:: PROBLEM REQUIREMENTS ::
Write out the data below exactly as given, without any of its pictures.

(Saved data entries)
===============

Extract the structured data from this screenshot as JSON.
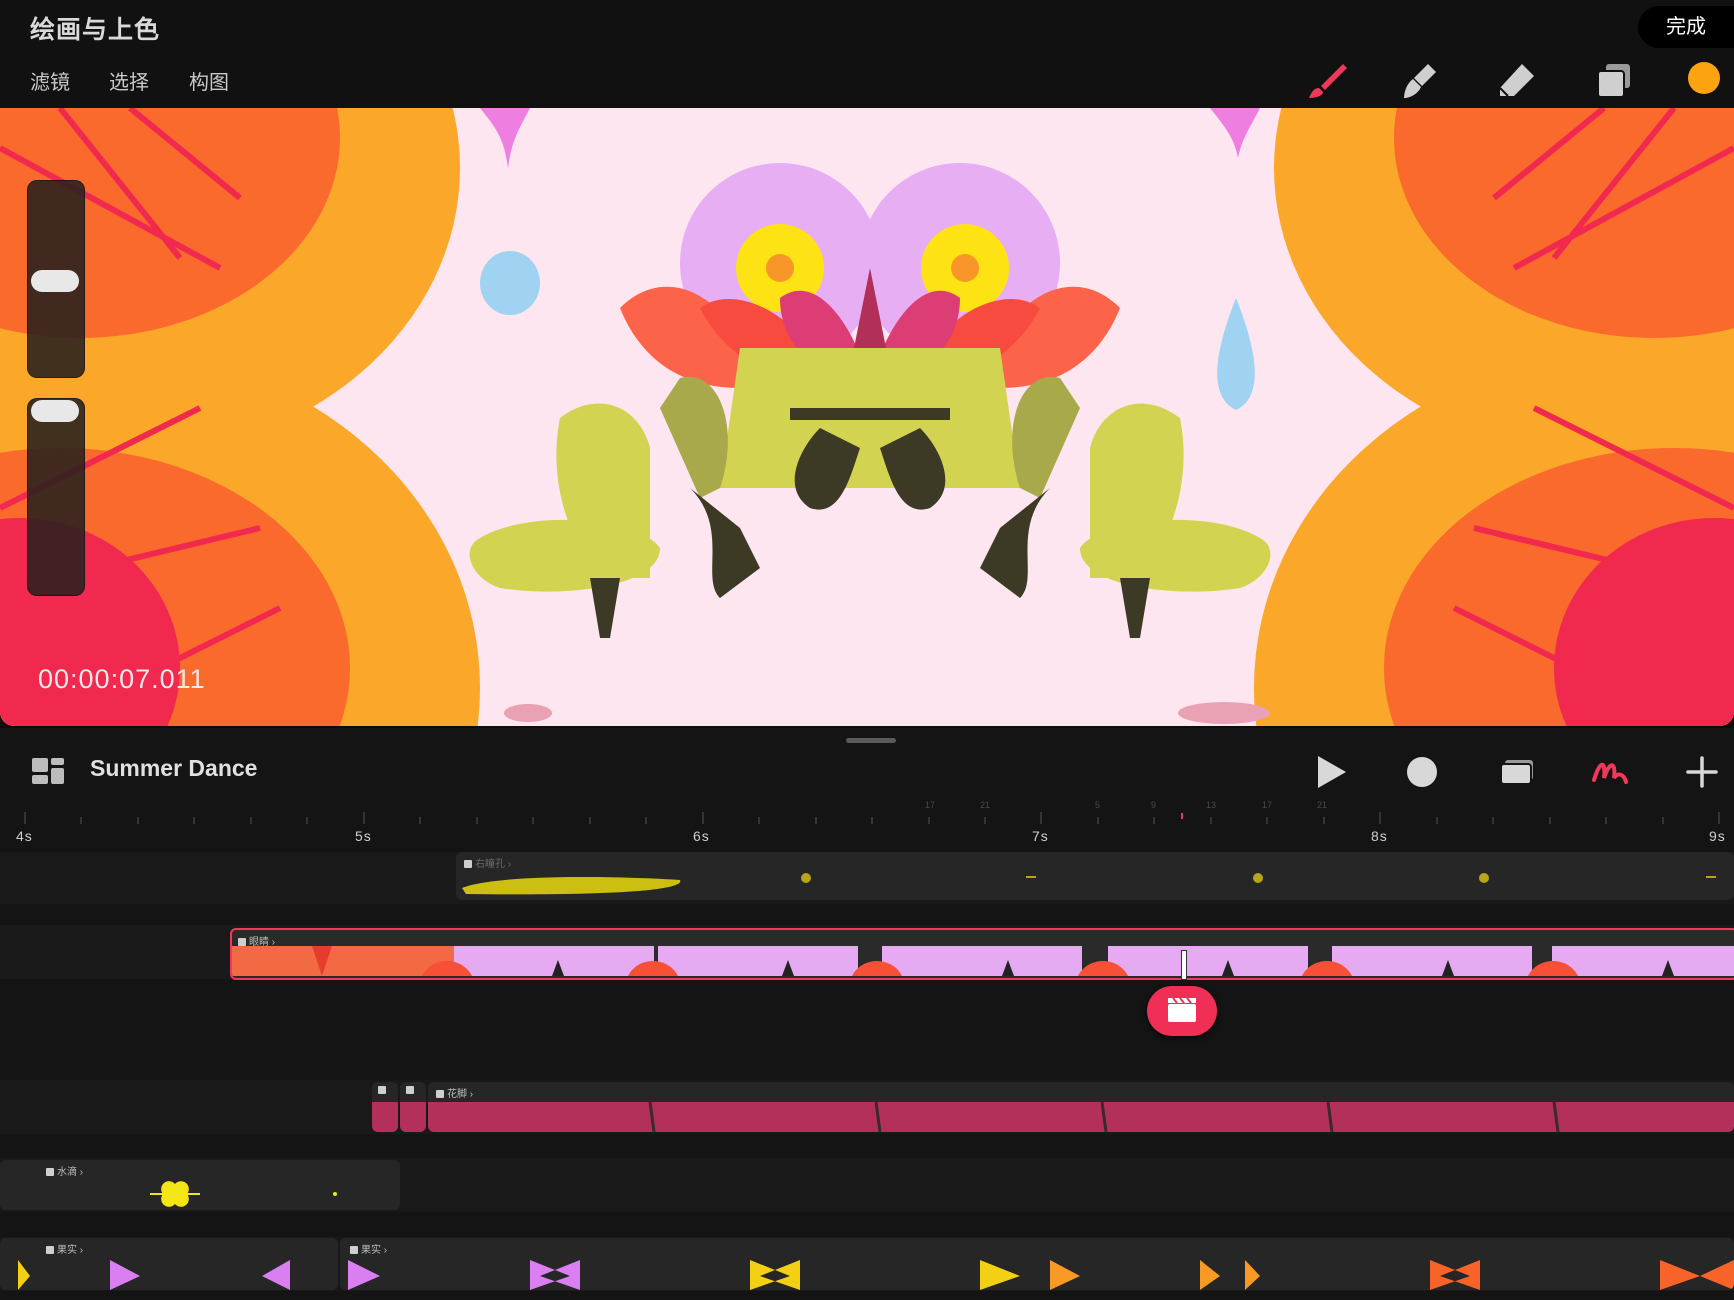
{
  "header": {
    "app_title": "绘画与上色",
    "done_label": "完成",
    "menu": [
      "滤镜",
      "选择",
      "构图"
    ],
    "tools": [
      "brush-icon",
      "smudge-icon",
      "eraser-icon",
      "layers-icon",
      "color-swatch"
    ],
    "accent_color": "#f0385a",
    "current_color": "#fca311"
  },
  "canvas": {
    "timecode": "00:00:07.011",
    "brush_size_level": 0.45,
    "opacity_level": 0.9
  },
  "timeline": {
    "project_title": "Summer Dance",
    "controls": [
      "play-icon",
      "record-icon",
      "onion-skin-icon",
      "animation-assist-icon",
      "add-icon"
    ],
    "ruler_labels": [
      "4s",
      "5s",
      "6s",
      "7s",
      "8s",
      "9s"
    ],
    "frame_ticks": [
      "17",
      "21",
      "5",
      "9",
      "13",
      "17",
      "21"
    ],
    "tracks": [
      {
        "label": "右瞳孔"
      },
      {
        "label": "眼睛"
      },
      {
        "label": "花脚"
      },
      {
        "label": "水滴"
      },
      {
        "label": "果实"
      },
      {
        "label": "果实"
      }
    ]
  }
}
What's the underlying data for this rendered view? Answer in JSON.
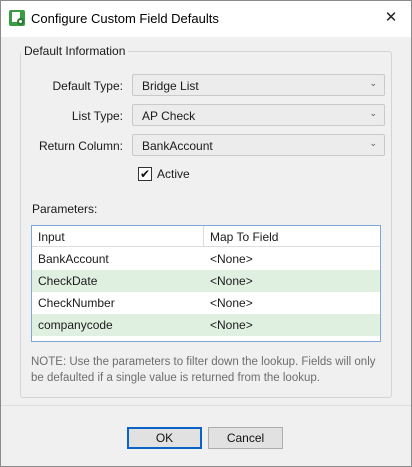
{
  "window": {
    "title": "Configure Custom Field Defaults",
    "close_glyph": "✕",
    "app_icon": "custom-field-icon"
  },
  "group": {
    "legend": "Default Information"
  },
  "fields": {
    "default_type": {
      "label": "Default Type:",
      "value": "Bridge List"
    },
    "list_type": {
      "label": "List Type:",
      "value": "AP Check"
    },
    "return_column": {
      "label": "Return Column:",
      "value": "BankAccount"
    }
  },
  "active": {
    "label": "Active",
    "checked": true,
    "check_glyph": "✔"
  },
  "parameters": {
    "label": "Parameters:",
    "columns": [
      "Input",
      "Map To Field"
    ],
    "rows": [
      {
        "input": "BankAccount",
        "map": "<None>"
      },
      {
        "input": "CheckDate",
        "map": "<None>"
      },
      {
        "input": "CheckNumber",
        "map": "<None>"
      },
      {
        "input": "companycode",
        "map": "<None>"
      }
    ],
    "row_alt_color": "#e0f0e0"
  },
  "note": "NOTE: Use the parameters to filter down the lookup. Fields will only be defaulted if a single value is returned from the lookup.",
  "buttons": {
    "ok": "OK",
    "cancel": "Cancel"
  },
  "dropdown_glyph": "⌄"
}
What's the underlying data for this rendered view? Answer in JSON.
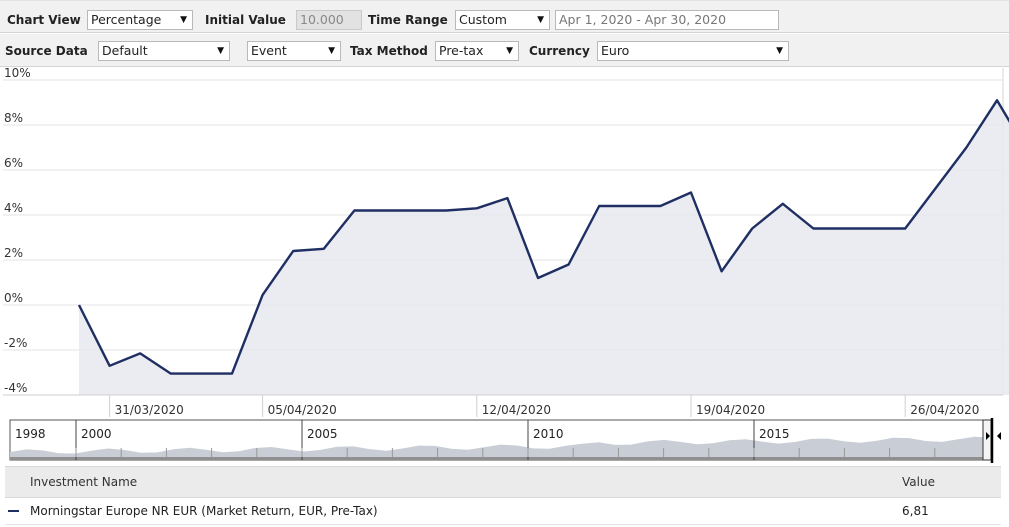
{
  "toolbar1": {
    "chart_view_label": "Chart View",
    "chart_view_value": "Percentage",
    "initial_value_label": "Initial Value",
    "initial_value": "10.000",
    "time_range_label": "Time Range",
    "time_range_value": "Custom",
    "date_range": "Apr 1, 2020 - Apr 30, 2020"
  },
  "toolbar2": {
    "source_data_label": "Source Data",
    "source_data_value": "Default",
    "event_value": "Event",
    "tax_method_label": "Tax Method",
    "tax_method_value": "Pre-tax",
    "currency_label": "Currency",
    "currency_value": "Euro"
  },
  "dropdown_arrow": "▼",
  "chart_data": {
    "type": "area",
    "ylim": [
      -4,
      10
    ],
    "y_ticks": [
      "10%",
      "8%",
      "6%",
      "4%",
      "2%",
      "0%",
      "-2%",
      "-4%"
    ],
    "x_ticks": [
      "31/03/2020",
      "05/04/2020",
      "12/04/2020",
      "19/04/2020",
      "26/04/2020"
    ],
    "series": [
      {
        "name": "Morningstar Europe NR EUR (Market Return, EUR, Pre-Tax)",
        "color": "#1f2f63",
        "fill": "#e8e9f0",
        "x": [
          "30/03/2020",
          "31/03/2020",
          "01/04/2020",
          "02/04/2020",
          "03/04/2020",
          "04/04/2020",
          "05/04/2020",
          "06/04/2020",
          "07/04/2020",
          "08/04/2020",
          "09/04/2020",
          "10/04/2020",
          "11/04/2020",
          "12/04/2020",
          "13/04/2020",
          "14/04/2020",
          "15/04/2020",
          "16/04/2020",
          "17/04/2020",
          "18/04/2020",
          "19/04/2020",
          "20/04/2020",
          "21/04/2020",
          "22/04/2020",
          "23/04/2020",
          "24/04/2020",
          "25/04/2020",
          "26/04/2020",
          "27/04/2020",
          "28/04/2020",
          "29/04/2020",
          "30/04/2020"
        ],
        "values": [
          0.0,
          -2.7,
          -2.15,
          -3.05,
          -3.05,
          -3.05,
          0.45,
          2.4,
          2.5,
          4.2,
          4.2,
          4.2,
          4.2,
          4.3,
          4.75,
          1.2,
          1.8,
          4.4,
          4.4,
          4.4,
          5.0,
          1.5,
          3.4,
          4.5,
          3.4,
          3.4,
          3.4,
          3.4,
          5.2,
          7.0,
          9.1,
          6.81
        ]
      }
    ]
  },
  "navigator": {
    "years": [
      "1998",
      "2000",
      "2005",
      "2010",
      "2015"
    ]
  },
  "table": {
    "headers": {
      "name": "Investment Name",
      "value": "Value"
    },
    "rows": [
      {
        "name": "Morningstar Europe NR EUR (Market Return, EUR, Pre-Tax)",
        "value": "6,81"
      }
    ]
  }
}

===============

:: SOLUTION TO THIS TASK ::
Extract the structured data from this screenshot as JSON.
{
  "header": {
    "app_title": "绘画与上色",
    "done_label": "完成",
    "menu": [
      "滤镜",
      "选择",
      "构图"
    ],
    "tools": [
      "brush-icon",
      "smudge-icon",
      "eraser-icon",
      "layers-icon",
      "color-swatch"
    ],
    "accent_color": "#f0385a",
    "current_color": "#fca311"
  },
  "canvas": {
    "timecode": "00:00:07.011",
    "brush_size_level": 0.45,
    "opacity_level": 0.9
  },
  "timeline": {
    "project_title": "Summer Dance",
    "controls": [
      "play-icon",
      "record-icon",
      "onion-skin-icon",
      "animation-assist-icon",
      "add-icon"
    ],
    "ruler_labels": [
      "4s",
      "5s",
      "6s",
      "7s",
      "8s",
      "9s"
    ],
    "frame_ticks": [
      "17",
      "21",
      "5",
      "9",
      "13",
      "17",
      "21"
    ],
    "tracks": [
      {
        "label": "右瞳孔"
      },
      {
        "label": "眼睛"
      },
      {
        "label": "花脚"
      },
      {
        "label": "水滴"
      },
      {
        "label": "果实"
      },
      {
        "label": "果实"
      }
    ]
  }
}
What's the underlying data for this rendered view? Answer in JSON.
{
  "window": {
    "title": "Configure Custom Field Defaults",
    "close_glyph": "✕",
    "app_icon": "custom-field-icon"
  },
  "group": {
    "legend": "Default Information"
  },
  "fields": {
    "default_type": {
      "label": "Default Type:",
      "value": "Bridge List"
    },
    "list_type": {
      "label": "List Type:",
      "value": "AP Check"
    },
    "return_column": {
      "label": "Return Column:",
      "value": "BankAccount"
    }
  },
  "active": {
    "label": "Active",
    "checked": true,
    "check_glyph": "✔"
  },
  "parameters": {
    "label": "Parameters:",
    "columns": [
      "Input",
      "Map To Field"
    ],
    "rows": [
      {
        "input": "BankAccount",
        "map": "<None>"
      },
      {
        "input": "CheckDate",
        "map": "<None>"
      },
      {
        "input": "CheckNumber",
        "map": "<None>"
      },
      {
        "input": "companycode",
        "map": "<None>"
      }
    ],
    "row_alt_color": "#e0f0e0"
  },
  "note": "NOTE: Use the parameters to filter down the lookup. Fields will only be defaulted if a single value is returned from the lookup.",
  "buttons": {
    "ok": "OK",
    "cancel": "Cancel"
  },
  "dropdown_glyph": "⌄"
}
What's the underlying data for this rendered view? Answer in JSON.
{
  "toolbar1": {
    "chart_view_label": "Chart View",
    "chart_view_value": "Percentage",
    "initial_value_label": "Initial Value",
    "initial_value": "10.000",
    "time_range_label": "Time Range",
    "time_range_value": "Custom",
    "date_range": "Apr 1, 2020 - Apr 30, 2020"
  },
  "toolbar2": {
    "source_data_label": "Source Data",
    "source_data_value": "Default",
    "event_value": "Event",
    "tax_method_label": "Tax Method",
    "tax_method_value": "Pre-tax",
    "currency_label": "Currency",
    "currency_value": "Euro"
  },
  "dropdown_arrow": "▼",
  "chart_data": {
    "type": "area",
    "ylim": [
      -4,
      10
    ],
    "y_ticks": [
      "10%",
      "8%",
      "6%",
      "4%",
      "2%",
      "0%",
      "-2%",
      "-4%"
    ],
    "x_ticks": [
      "31/03/2020",
      "05/04/2020",
      "12/04/2020",
      "19/04/2020",
      "26/04/2020"
    ],
    "series": [
      {
        "name": "Morningstar Europe NR EUR (Market Return, EUR, Pre-Tax)",
        "color": "#1f2f63",
        "fill": "#e8e9f0",
        "x": [
          "30/03/2020",
          "31/03/2020",
          "01/04/2020",
          "02/04/2020",
          "03/04/2020",
          "04/04/2020",
          "05/04/2020",
          "06/04/2020",
          "07/04/2020",
          "08/04/2020",
          "09/04/2020",
          "10/04/2020",
          "11/04/2020",
          "12/04/2020",
          "13/04/2020",
          "14/04/2020",
          "15/04/2020",
          "16/04/2020",
          "17/04/2020",
          "18/04/2020",
          "19/04/2020",
          "20/04/2020",
          "21/04/2020",
          "22/04/2020",
          "23/04/2020",
          "24/04/2020",
          "25/04/2020",
          "26/04/2020",
          "27/04/2020",
          "28/04/2020",
          "29/04/2020",
          "30/04/2020"
        ],
        "values": [
          0.0,
          -2.7,
          -2.15,
          -3.05,
          -3.05,
          -3.05,
          0.45,
          2.4,
          2.5,
          4.2,
          4.2,
          4.2,
          4.2,
          4.3,
          4.75,
          1.2,
          1.8,
          4.4,
          4.4,
          4.4,
          5.0,
          1.5,
          3.4,
          4.5,
          3.4,
          3.4,
          3.4,
          3.4,
          5.2,
          7.0,
          9.1,
          6.81
        ]
      }
    ]
  },
  "navigator": {
    "years": [
      "1998",
      "2000",
      "2005",
      "2010",
      "2015"
    ]
  },
  "table": {
    "headers": {
      "name": "Investment Name",
      "value": "Value"
    },
    "rows": [
      {
        "name": "Morningstar Europe NR EUR (Market Return, EUR, Pre-Tax)",
        "value": "6,81"
      }
    ]
  }
}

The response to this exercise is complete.